• [PROBLEM] Provide an exact copy of the data, excluding the images.

• [Stored dataset items]
--

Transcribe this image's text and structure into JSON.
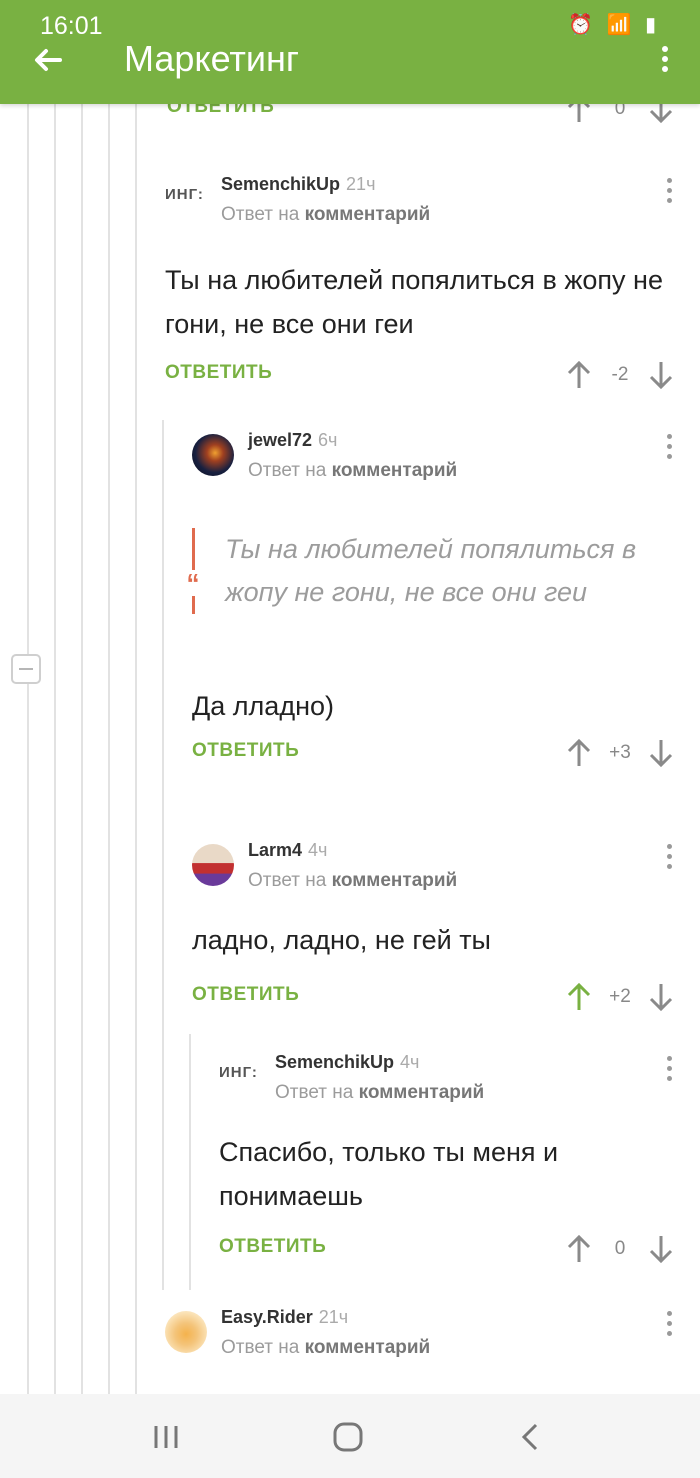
{
  "status_bar": {
    "time": "16:01",
    "icons": [
      "status-notification-icon",
      "alarm-icon",
      "wifi-icon",
      "signal-icon",
      "battery-icon"
    ]
  },
  "app_bar": {
    "title": "Маркетинг"
  },
  "colors": {
    "brand": "#79b142",
    "quote_accent": "#e06b4e",
    "upvoted": "#79b142"
  },
  "reply_label": "ОТВЕТИТЬ",
  "comments": [
    {
      "author": "",
      "time": "",
      "reply_prefix": "",
      "reply_link": "",
      "text": "",
      "score": "0"
    },
    {
      "avatar_text": "ИНГ:",
      "author": "SemenchikUp",
      "time": "21ч",
      "reply_prefix": "Ответ на ",
      "reply_link": "комментарий",
      "text": "Ты на любителей попялиться в жопу не гони, не все они геи",
      "score": "-2"
    },
    {
      "author": "jewel72",
      "time": "6ч",
      "reply_prefix": "Ответ на ",
      "reply_link": "комментарий",
      "quote": "Ты на любителей попялиться в жопу не гони, не все они геи",
      "quote_mark": "“",
      "text": "Да лладно)",
      "score": "+3"
    },
    {
      "author": "Larm4",
      "time": "4ч",
      "reply_prefix": "Ответ на ",
      "reply_link": "комментарий",
      "text": "ладно, ладно, не гей ты",
      "score": "+2",
      "upvoted": true
    },
    {
      "avatar_text": "ИНГ:",
      "author": "SemenchikUp",
      "time": "4ч",
      "reply_prefix": "Ответ на ",
      "reply_link": "комментарий",
      "text": "Спасибо, только ты меня и понимаешь",
      "score": "0"
    },
    {
      "author": "Easy.Rider",
      "time": "21ч",
      "reply_prefix": "Ответ на ",
      "reply_link": "комментарий",
      "text": ""
    }
  ],
  "nav_bar": {
    "buttons": [
      "recent-apps-icon",
      "home-icon",
      "back-icon"
    ]
  }
}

--

• [COMPLETE RESPONSE]
Transcribe this image's text and structure into JSON.
{
  "status_bar": {
    "time": "16:01",
    "icons": [
      "status-notification-icon",
      "alarm-icon",
      "wifi-icon",
      "signal-icon",
      "battery-icon"
    ]
  },
  "app_bar": {
    "title": "Маркетинг"
  },
  "colors": {
    "brand": "#79b142",
    "quote_accent": "#e06b4e",
    "upvoted": "#79b142"
  },
  "reply_label": "ОТВЕТИТЬ",
  "comments": [
    {
      "author": "",
      "time": "",
      "reply_prefix": "",
      "reply_link": "",
      "text": "",
      "score": "0"
    },
    {
      "avatar_text": "ИНГ:",
      "author": "SemenchikUp",
      "time": "21ч",
      "reply_prefix": "Ответ на ",
      "reply_link": "комментарий",
      "text": "Ты на любителей попялиться в жопу не гони, не все они геи",
      "score": "-2"
    },
    {
      "author": "jewel72",
      "time": "6ч",
      "reply_prefix": "Ответ на ",
      "reply_link": "комментарий",
      "quote": "Ты на любителей попялиться в жопу не гони, не все они геи",
      "quote_mark": "“",
      "text": "Да лладно)",
      "score": "+3"
    },
    {
      "author": "Larm4",
      "time": "4ч",
      "reply_prefix": "Ответ на ",
      "reply_link": "комментарий",
      "text": "ладно, ладно, не гей ты",
      "score": "+2",
      "upvoted": true
    },
    {
      "avatar_text": "ИНГ:",
      "author": "SemenchikUp",
      "time": "4ч",
      "reply_prefix": "Ответ на ",
      "reply_link": "комментарий",
      "text": "Спасибо, только ты меня и понимаешь",
      "score": "0"
    },
    {
      "author": "Easy.Rider",
      "time": "21ч",
      "reply_prefix": "Ответ на ",
      "reply_link": "комментарий",
      "text": ""
    }
  ],
  "nav_bar": {
    "buttons": [
      "recent-apps-icon",
      "home-icon",
      "back-icon"
    ]
  }
}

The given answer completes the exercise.